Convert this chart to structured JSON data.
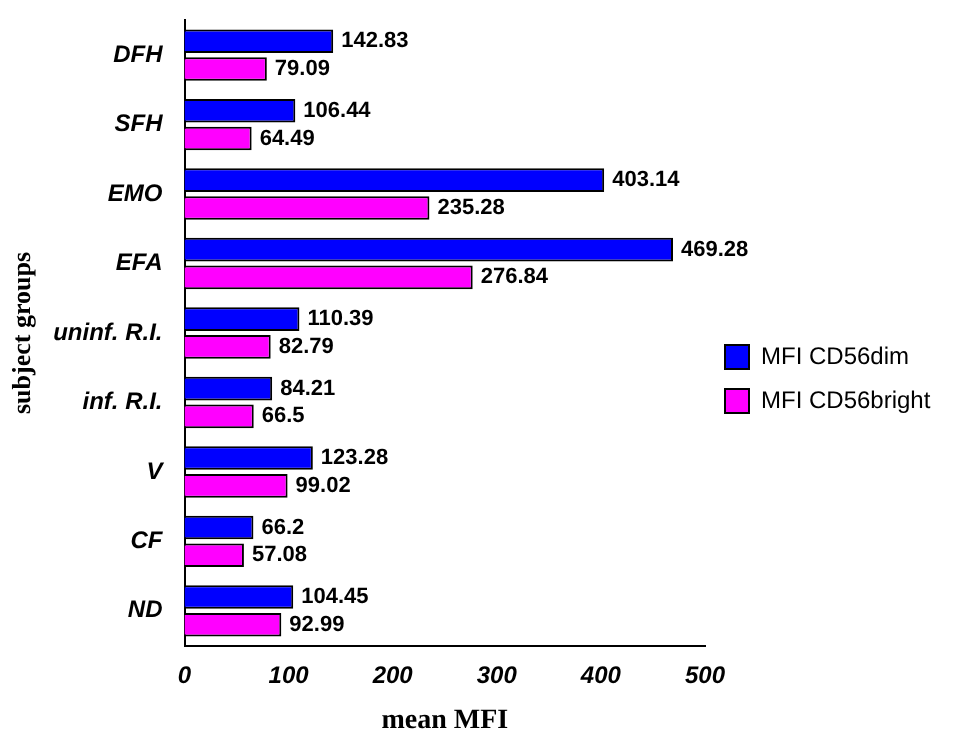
{
  "chart_data": {
    "type": "bar",
    "orientation": "horizontal",
    "xlabel": "mean MFI",
    "ylabel": "subject groups",
    "categories": [
      "DFH",
      "SFH",
      "EMO",
      "EFA",
      "uninf. R.I.",
      "inf. R.I.",
      "V",
      "CF",
      "ND"
    ],
    "series": [
      {
        "name": "MFI CD56dim",
        "color": "#0000ff",
        "values": [
          142.83,
          106.44,
          403.14,
          469.28,
          110.39,
          84.21,
          123.28,
          66.2,
          104.45
        ]
      },
      {
        "name": "MFI CD56bright",
        "color": "#ff00ff",
        "values": [
          79.09,
          64.49,
          235.28,
          276.84,
          82.79,
          66.5,
          99.02,
          57.08,
          92.99
        ]
      }
    ],
    "xlim": [
      0,
      500
    ],
    "xticks": [
      0,
      100,
      200,
      300,
      400,
      500
    ],
    "data_labels": true,
    "legend": "right",
    "grid": false
  }
}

* * * * *

YOUR INSTRUCTIONS.
Without the pictures, output the full listing exactly as it stands.

RESULT.
Convert this chart to structured JSON data.
{
  "chart_data": {
    "type": "bar",
    "orientation": "horizontal",
    "xlabel": "mean MFI",
    "ylabel": "subject groups",
    "categories": [
      "DFH",
      "SFH",
      "EMO",
      "EFA",
      "uninf. R.I.",
      "inf. R.I.",
      "V",
      "CF",
      "ND"
    ],
    "series": [
      {
        "name": "MFI CD56dim",
        "color": "#0000ff",
        "values": [
          142.83,
          106.44,
          403.14,
          469.28,
          110.39,
          84.21,
          123.28,
          66.2,
          104.45
        ]
      },
      {
        "name": "MFI CD56bright",
        "color": "#ff00ff",
        "values": [
          79.09,
          64.49,
          235.28,
          276.84,
          82.79,
          66.5,
          99.02,
          57.08,
          92.99
        ]
      }
    ],
    "xlim": [
      0,
      500
    ],
    "xticks": [
      0,
      100,
      200,
      300,
      400,
      500
    ],
    "data_labels": true,
    "legend": "right",
    "grid": false
  }
}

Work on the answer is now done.